- Texto de lectura:
..........
1985 - 1991. Crisis comunista: demolición del muro de Berlín, reunificación alemana y desmoronamiento de la Unión Soviética



Las drásticas reformas iniciadas por Mijaíl Gorbachov en la Unión Soviética generaron una reacción en cadena que provocó la demolición del muro de Berlin, la reunificación alemana, la aparición del pluripartidismo en Europa Oriental y el desmoronamiento de la propia Unión Soviética. 

La Unión de las Repúblicas Socialistas Soviéticas feneció a causa de convulsiones eslavas tres semanas antes de cumplir 69 años.
La URSS, establecida formalmente el 30 de diciembre de 1922 tras cinco años de revolución bolchevique y guerra civil, heredó del derrocado imperio zarista las fronteras que, desde Europa Oriental hasta el estrecho de Bering y Vladivostok, y desde el Mar Ártico hasta el paralelo 45 en Asia central, incluían múltiples nacionalidades y religiones en un sexto de la superficie del planeta.
Los drásticos cambios económicos iniciados por Mijail Gorbachov en la década de 1980 desataron fuerzas en pro de transformaciones en el país y reavivaron el tema de la autonomía de las nacionalidades, provocando cambios similares en el resto del este europeo.
..........
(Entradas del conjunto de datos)
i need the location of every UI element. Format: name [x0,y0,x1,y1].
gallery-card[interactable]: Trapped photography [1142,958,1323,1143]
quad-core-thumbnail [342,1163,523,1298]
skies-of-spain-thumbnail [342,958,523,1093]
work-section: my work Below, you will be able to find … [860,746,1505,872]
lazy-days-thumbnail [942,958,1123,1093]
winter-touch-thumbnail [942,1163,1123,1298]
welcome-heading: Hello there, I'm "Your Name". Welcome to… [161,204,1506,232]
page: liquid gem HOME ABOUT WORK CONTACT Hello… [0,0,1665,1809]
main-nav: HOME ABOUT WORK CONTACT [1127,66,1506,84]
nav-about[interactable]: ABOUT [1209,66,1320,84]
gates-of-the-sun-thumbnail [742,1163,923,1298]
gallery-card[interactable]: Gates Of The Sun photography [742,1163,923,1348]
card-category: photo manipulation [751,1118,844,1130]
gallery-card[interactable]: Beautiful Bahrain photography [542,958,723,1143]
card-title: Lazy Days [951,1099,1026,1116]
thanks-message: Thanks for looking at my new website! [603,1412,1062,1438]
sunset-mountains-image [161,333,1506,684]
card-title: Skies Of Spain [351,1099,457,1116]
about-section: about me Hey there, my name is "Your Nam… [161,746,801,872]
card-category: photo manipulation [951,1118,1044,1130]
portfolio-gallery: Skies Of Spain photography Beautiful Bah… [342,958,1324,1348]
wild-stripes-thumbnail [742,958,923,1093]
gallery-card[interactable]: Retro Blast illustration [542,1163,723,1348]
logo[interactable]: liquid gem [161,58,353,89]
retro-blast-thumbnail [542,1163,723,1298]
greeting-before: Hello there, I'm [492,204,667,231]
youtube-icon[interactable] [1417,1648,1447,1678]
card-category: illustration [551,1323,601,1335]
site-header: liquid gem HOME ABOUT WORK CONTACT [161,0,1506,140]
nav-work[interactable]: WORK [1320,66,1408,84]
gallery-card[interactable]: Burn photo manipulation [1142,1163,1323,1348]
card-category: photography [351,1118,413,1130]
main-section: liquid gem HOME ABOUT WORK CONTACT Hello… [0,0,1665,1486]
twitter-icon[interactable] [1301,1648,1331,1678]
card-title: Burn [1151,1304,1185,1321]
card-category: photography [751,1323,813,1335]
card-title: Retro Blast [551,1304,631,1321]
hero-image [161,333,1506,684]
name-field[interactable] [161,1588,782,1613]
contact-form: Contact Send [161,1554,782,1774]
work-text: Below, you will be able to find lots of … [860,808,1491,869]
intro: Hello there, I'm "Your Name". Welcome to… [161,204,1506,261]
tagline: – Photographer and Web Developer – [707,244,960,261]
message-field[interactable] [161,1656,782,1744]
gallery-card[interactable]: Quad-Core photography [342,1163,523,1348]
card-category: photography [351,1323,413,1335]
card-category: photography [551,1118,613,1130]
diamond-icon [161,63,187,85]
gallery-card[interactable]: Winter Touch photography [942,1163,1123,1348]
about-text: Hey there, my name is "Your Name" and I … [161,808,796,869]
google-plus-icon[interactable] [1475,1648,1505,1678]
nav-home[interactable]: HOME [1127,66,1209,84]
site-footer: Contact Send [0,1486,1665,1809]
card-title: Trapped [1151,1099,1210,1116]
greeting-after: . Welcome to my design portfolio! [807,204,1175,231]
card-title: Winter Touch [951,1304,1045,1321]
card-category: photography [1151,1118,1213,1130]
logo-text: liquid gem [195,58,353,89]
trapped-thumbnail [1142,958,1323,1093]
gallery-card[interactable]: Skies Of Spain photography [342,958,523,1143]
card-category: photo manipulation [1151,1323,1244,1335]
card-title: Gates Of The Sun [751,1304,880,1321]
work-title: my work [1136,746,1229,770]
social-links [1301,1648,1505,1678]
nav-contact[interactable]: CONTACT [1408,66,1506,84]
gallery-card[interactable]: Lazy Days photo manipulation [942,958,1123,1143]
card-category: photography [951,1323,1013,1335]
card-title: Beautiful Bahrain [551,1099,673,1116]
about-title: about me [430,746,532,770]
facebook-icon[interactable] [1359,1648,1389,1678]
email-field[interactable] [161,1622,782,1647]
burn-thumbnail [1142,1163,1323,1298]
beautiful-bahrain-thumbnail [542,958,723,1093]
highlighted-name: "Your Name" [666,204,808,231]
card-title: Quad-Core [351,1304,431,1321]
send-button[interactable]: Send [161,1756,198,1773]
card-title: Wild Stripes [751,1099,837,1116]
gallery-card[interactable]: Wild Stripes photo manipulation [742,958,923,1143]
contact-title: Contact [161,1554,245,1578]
..........
- Tareas y ejercicios:
1: Transcribe el fragmento del texto de lectura que empieza en "La Unión de" y termina en "del este europeo.".
2: Traduce al inglés esta oración del texto de lectura: "La Unión de las Repúblicas Socialistas Soviéticas feneció a causa de convulsiones eslavas tres semanas antes de cumplir 69 años."
Las líneas no hacen falta para resolver nada de lo que se pide.

- Respuestas por tarea:
1:
La Unión de las Repúblicas Socialistas Soviéticas feneció a causa de convulsiones eslavas tres semanas antes de cumplir 69 años.
La URSS, establecida formalmente el 30 de diciembre de 1922 tras cinco años de revolución bolchevique y guerra civil, heredó del derrocado imperio zarista las fronteras que, desde Europa Oriental hasta el estrecho de Bering y Vladivostok, y desde el Mar Ártico hasta el paralelo 45 en Asia central, incluían múltiples nacionalidades y religiones en un sexto de la superficie del planeta.
Los drásticos cambios económicos iniciados por Mijail Gorbachov en la década de 1980 desataron fuerzas en pro de transformaciones en el país y reavivaron el tema de la autonomía de las nacionalidades, provocando cambios similares en el resto del este europeo.

2: The Union of Soviet Socialist Republics perished because of Slavic upheavals three weeks before turning 69.